### What the exercise asks
Report all lines holding "just".

### Given information
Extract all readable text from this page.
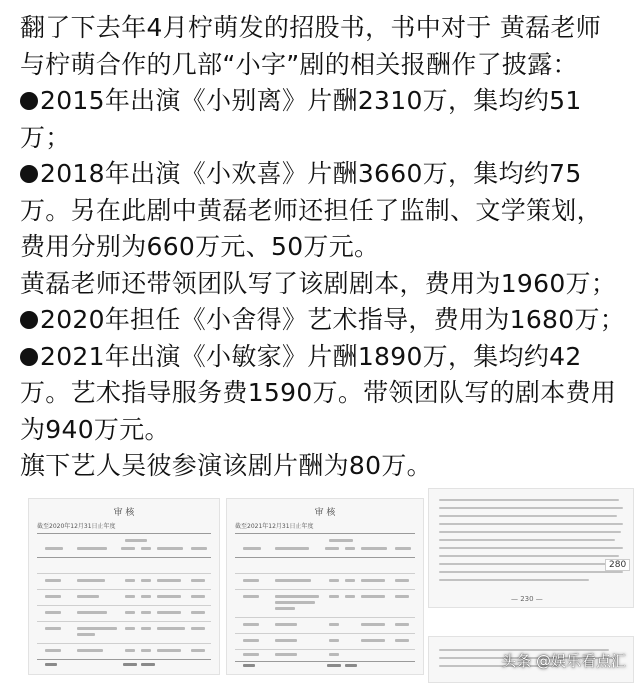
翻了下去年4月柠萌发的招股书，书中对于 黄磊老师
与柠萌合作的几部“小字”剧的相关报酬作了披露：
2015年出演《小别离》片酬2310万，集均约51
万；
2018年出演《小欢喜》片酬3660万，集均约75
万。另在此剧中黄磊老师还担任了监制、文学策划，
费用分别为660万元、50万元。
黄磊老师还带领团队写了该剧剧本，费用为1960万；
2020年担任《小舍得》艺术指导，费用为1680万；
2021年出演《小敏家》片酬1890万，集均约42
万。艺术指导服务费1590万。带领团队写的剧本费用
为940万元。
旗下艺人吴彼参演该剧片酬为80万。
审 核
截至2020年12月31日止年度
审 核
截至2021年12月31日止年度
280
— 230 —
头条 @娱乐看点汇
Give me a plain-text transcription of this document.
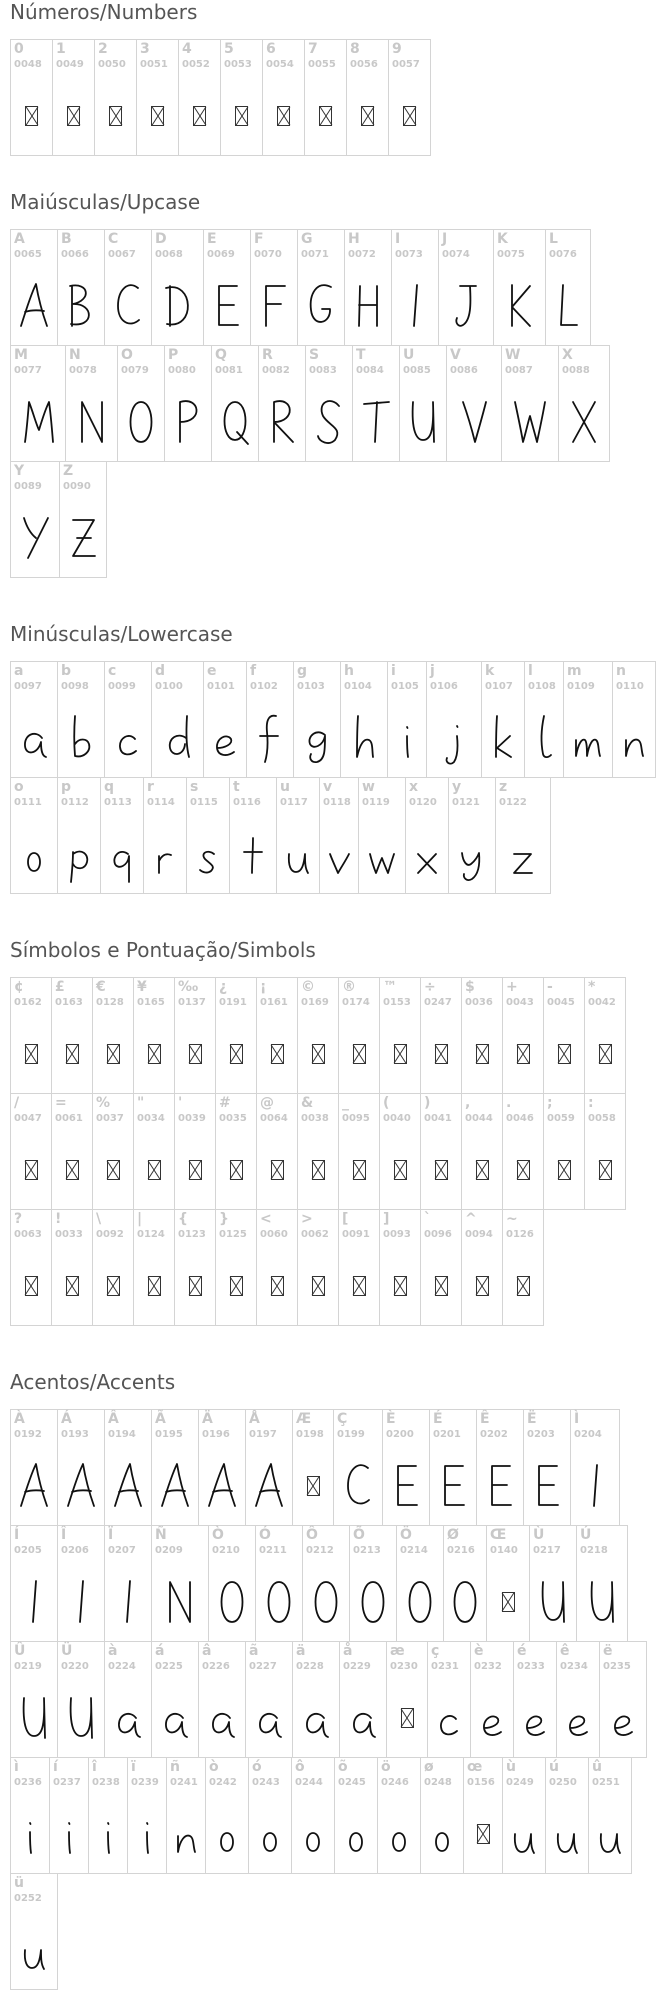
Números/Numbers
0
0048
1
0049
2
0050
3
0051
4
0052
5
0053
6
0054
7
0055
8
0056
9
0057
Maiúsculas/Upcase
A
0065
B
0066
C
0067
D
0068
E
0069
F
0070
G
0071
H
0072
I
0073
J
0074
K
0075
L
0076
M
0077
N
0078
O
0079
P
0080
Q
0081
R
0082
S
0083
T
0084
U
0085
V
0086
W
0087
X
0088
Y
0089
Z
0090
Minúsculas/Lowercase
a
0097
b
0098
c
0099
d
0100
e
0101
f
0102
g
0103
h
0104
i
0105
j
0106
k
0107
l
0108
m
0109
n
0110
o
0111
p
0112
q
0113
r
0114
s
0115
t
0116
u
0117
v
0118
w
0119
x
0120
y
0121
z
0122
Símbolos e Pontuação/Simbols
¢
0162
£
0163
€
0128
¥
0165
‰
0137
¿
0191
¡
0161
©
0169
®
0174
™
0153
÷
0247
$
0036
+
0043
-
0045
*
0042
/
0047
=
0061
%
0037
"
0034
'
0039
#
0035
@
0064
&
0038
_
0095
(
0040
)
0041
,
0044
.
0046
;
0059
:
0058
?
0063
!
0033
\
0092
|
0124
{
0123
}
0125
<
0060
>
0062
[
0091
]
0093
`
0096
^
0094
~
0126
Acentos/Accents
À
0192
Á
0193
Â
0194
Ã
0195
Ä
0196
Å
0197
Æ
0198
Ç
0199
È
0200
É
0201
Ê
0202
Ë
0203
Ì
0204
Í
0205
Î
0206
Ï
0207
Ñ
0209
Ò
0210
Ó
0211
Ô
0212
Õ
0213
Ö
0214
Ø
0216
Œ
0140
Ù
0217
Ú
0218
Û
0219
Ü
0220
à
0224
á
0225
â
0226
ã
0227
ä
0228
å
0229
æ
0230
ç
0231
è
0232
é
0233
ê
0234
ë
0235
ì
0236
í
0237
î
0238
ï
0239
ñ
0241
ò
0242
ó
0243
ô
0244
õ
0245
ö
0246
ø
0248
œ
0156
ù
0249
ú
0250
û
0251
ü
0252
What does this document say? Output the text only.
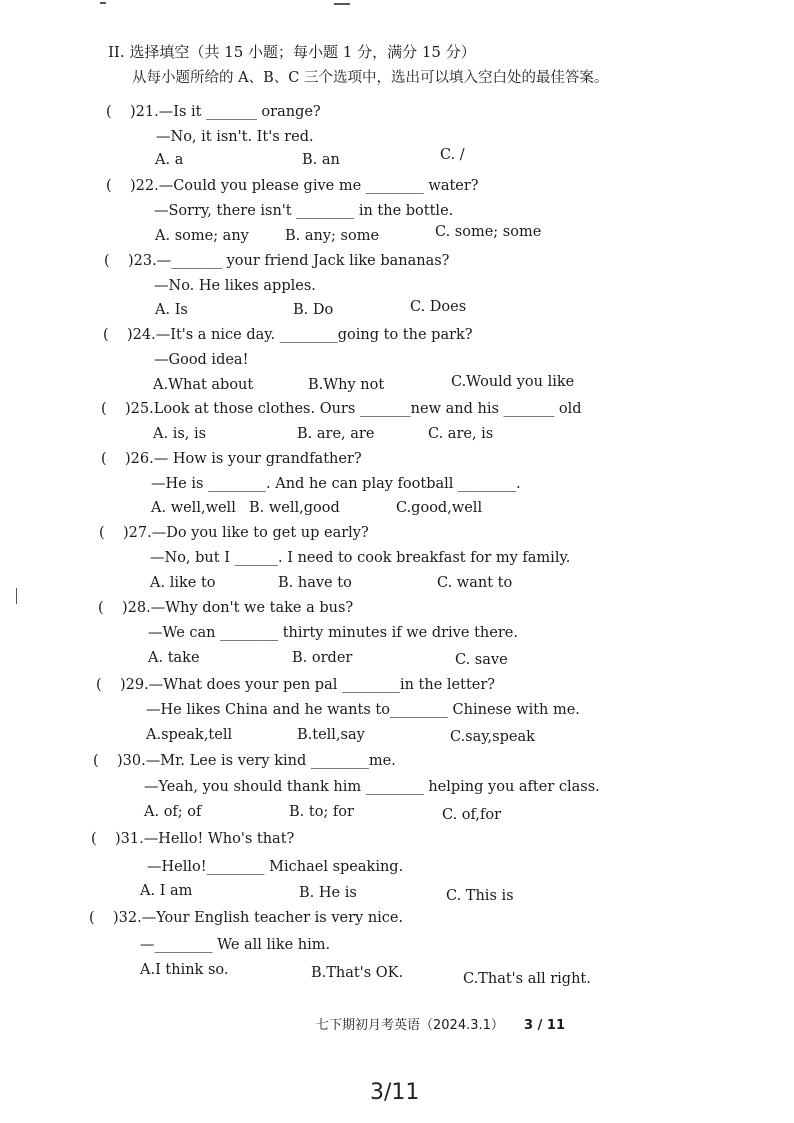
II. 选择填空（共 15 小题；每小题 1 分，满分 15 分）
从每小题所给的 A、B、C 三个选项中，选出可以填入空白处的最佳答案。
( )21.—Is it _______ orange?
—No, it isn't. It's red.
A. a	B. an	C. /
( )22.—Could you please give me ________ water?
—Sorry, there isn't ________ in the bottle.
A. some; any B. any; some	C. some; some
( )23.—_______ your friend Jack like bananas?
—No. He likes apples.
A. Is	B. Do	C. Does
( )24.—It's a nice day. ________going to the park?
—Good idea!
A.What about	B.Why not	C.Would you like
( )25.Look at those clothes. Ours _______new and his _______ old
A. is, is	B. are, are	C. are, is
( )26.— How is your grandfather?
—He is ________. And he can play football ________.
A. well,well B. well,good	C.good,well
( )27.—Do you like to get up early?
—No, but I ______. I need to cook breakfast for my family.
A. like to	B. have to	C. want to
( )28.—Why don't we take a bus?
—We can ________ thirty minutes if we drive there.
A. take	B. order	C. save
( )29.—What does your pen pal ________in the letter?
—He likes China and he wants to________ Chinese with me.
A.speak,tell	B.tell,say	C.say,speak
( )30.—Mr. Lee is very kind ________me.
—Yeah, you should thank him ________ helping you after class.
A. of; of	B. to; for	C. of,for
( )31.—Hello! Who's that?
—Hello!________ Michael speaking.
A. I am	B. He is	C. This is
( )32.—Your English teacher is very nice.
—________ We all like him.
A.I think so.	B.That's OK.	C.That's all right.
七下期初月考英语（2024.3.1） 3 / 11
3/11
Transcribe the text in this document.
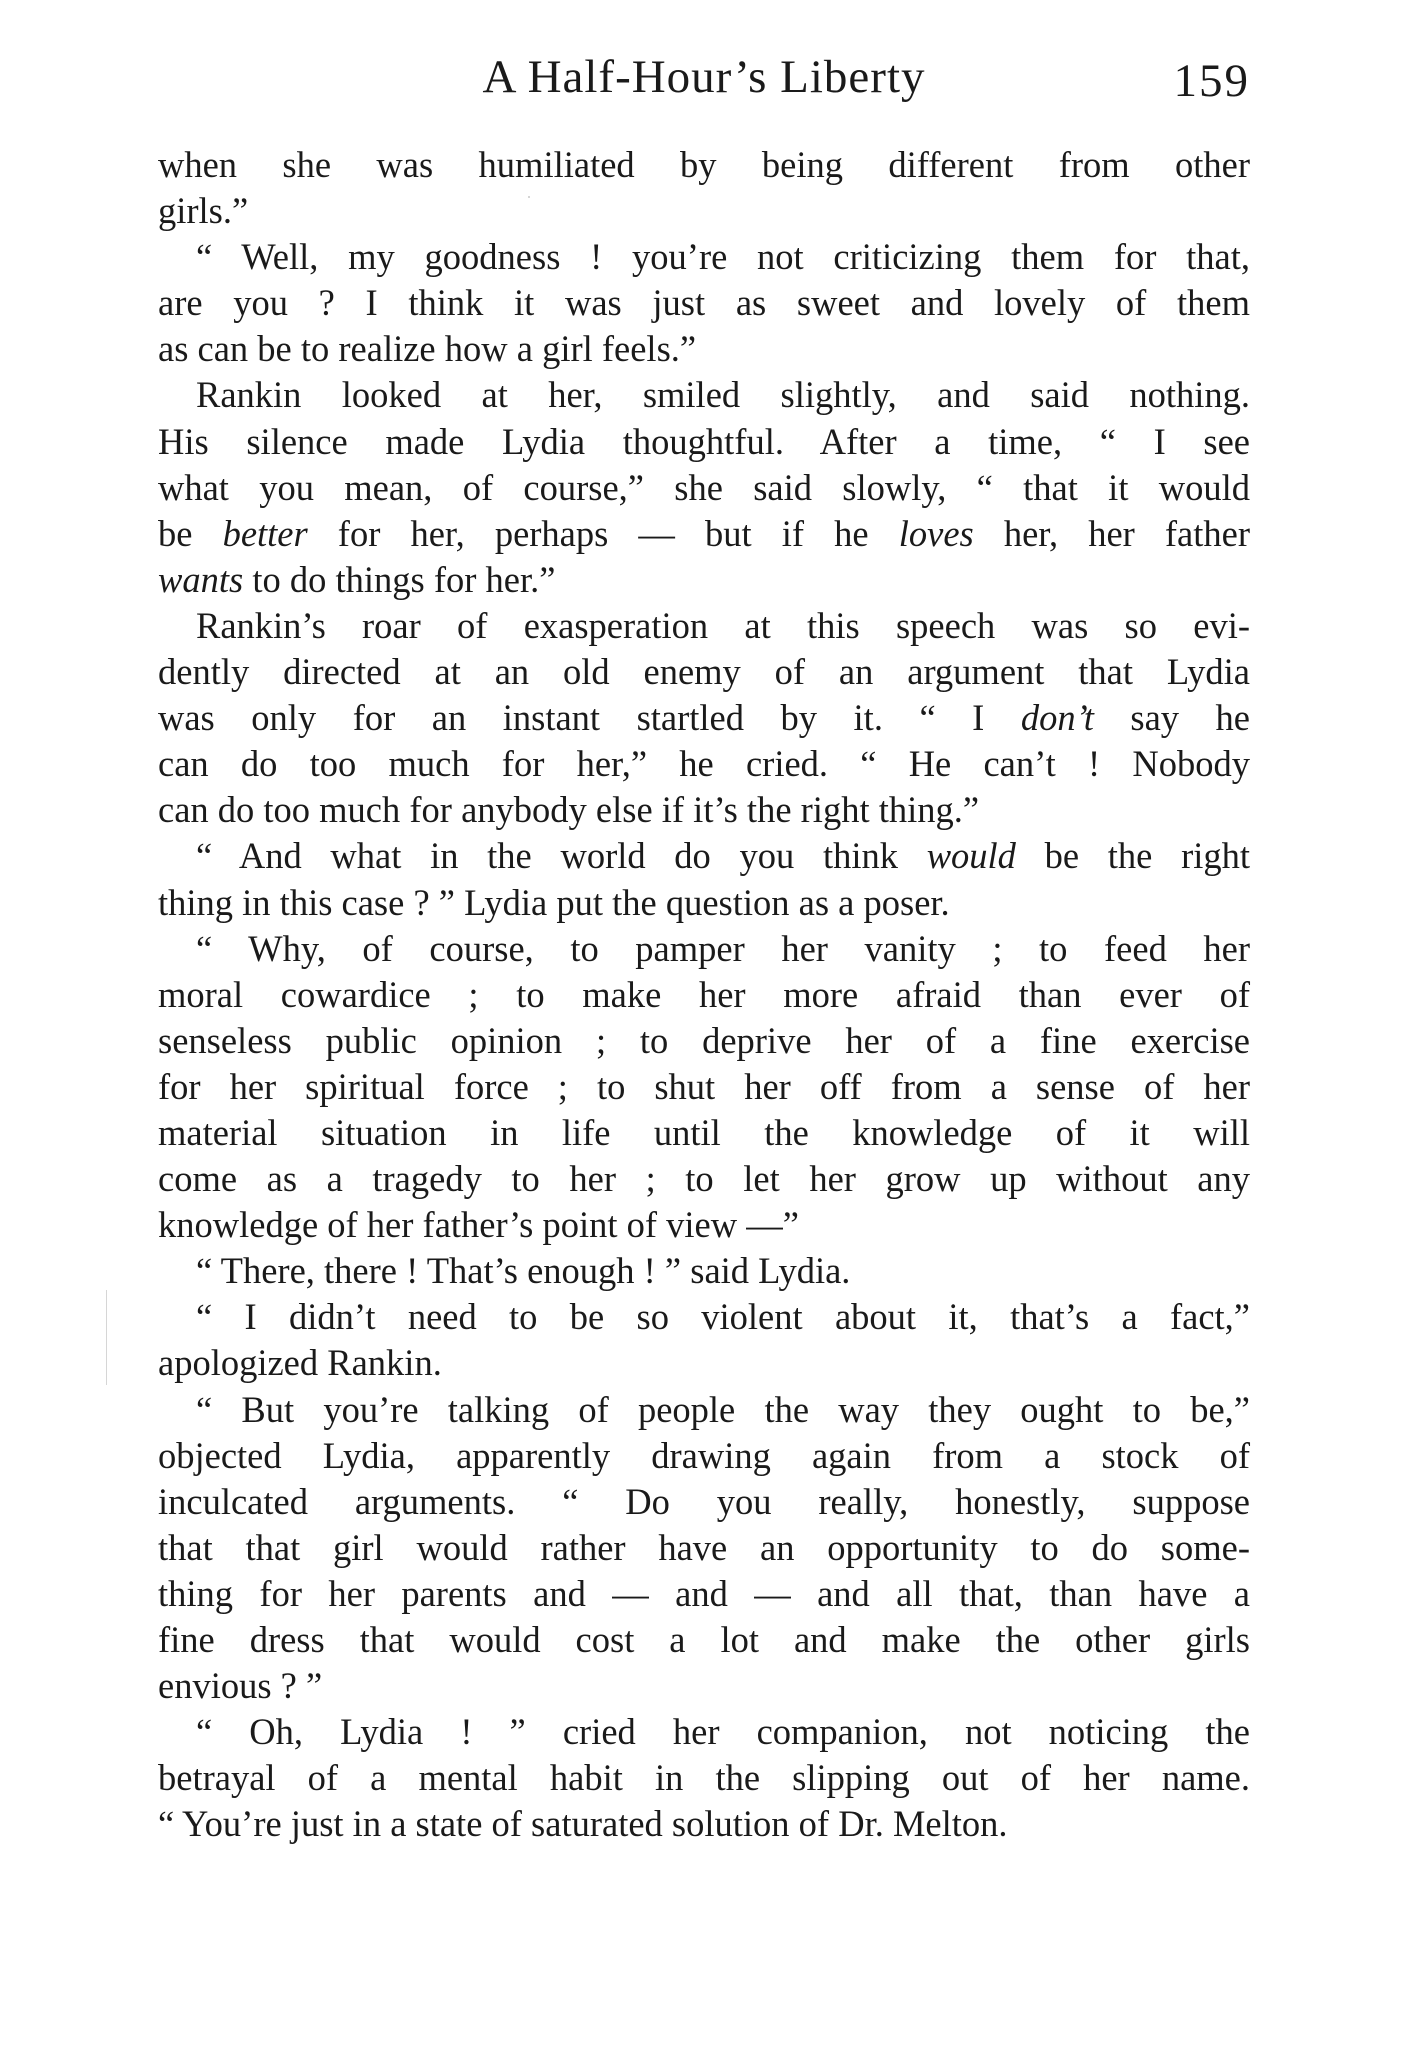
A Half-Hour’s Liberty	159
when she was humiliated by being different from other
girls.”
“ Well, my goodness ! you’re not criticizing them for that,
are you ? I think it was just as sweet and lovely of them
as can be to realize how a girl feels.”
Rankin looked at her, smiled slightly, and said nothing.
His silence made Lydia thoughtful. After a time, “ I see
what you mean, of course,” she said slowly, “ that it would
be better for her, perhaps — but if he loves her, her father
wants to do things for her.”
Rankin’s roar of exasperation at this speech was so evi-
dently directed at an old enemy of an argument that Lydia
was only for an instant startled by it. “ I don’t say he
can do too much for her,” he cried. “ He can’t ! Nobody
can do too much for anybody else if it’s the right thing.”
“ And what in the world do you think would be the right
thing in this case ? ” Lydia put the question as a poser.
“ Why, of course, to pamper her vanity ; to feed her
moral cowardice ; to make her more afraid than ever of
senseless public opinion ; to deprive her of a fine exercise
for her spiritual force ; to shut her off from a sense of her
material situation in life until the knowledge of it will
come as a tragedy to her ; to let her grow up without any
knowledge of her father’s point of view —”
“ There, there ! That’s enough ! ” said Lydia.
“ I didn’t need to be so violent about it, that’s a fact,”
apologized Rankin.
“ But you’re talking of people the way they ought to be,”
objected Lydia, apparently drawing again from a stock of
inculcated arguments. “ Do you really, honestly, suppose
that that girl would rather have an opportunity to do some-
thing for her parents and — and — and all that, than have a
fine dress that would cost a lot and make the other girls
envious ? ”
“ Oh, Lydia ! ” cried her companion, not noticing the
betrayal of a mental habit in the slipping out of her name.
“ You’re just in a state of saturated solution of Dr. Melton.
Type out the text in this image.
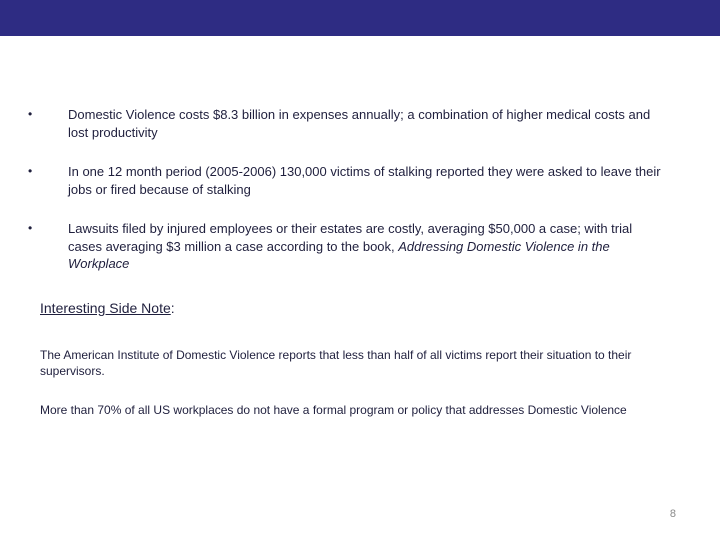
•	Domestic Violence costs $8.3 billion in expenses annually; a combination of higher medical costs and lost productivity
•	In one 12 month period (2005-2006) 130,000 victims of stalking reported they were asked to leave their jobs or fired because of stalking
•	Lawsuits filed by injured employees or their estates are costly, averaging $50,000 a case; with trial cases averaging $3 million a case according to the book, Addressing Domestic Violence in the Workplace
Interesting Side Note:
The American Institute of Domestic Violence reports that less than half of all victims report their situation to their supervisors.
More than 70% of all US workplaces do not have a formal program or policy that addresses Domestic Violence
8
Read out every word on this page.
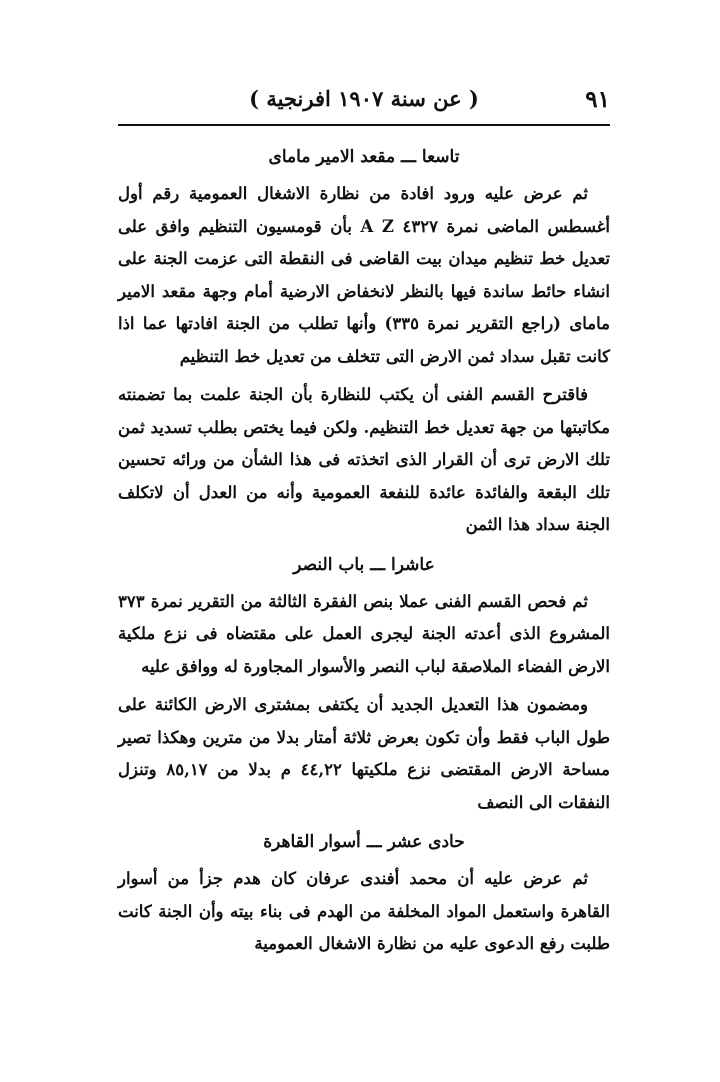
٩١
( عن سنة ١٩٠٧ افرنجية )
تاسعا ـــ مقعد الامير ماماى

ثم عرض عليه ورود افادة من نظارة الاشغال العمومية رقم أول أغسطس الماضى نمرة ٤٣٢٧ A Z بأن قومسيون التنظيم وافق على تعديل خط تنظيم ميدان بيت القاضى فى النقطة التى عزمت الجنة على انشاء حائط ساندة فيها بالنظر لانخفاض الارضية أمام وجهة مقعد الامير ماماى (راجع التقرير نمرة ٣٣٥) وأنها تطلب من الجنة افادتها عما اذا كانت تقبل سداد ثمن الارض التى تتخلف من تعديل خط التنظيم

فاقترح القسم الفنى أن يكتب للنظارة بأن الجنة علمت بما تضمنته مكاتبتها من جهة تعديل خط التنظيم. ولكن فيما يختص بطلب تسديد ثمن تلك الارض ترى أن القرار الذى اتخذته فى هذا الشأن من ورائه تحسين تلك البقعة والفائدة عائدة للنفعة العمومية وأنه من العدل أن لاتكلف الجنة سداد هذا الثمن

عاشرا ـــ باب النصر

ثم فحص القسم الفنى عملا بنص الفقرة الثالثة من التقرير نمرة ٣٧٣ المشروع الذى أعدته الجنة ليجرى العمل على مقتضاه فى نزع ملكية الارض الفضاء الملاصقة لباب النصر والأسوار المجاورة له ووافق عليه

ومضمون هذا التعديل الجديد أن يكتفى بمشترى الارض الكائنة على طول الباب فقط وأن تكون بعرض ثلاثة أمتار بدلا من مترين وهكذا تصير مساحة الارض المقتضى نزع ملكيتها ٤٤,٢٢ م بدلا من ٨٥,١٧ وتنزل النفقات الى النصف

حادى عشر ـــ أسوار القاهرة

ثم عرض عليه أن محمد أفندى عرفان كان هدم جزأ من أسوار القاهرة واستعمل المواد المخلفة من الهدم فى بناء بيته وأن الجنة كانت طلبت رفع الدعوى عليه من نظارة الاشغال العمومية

### Task output
are you ? I think it was just as sweet and lovely of them
“ You’re just in a state of saturated solution of Dr. Melton.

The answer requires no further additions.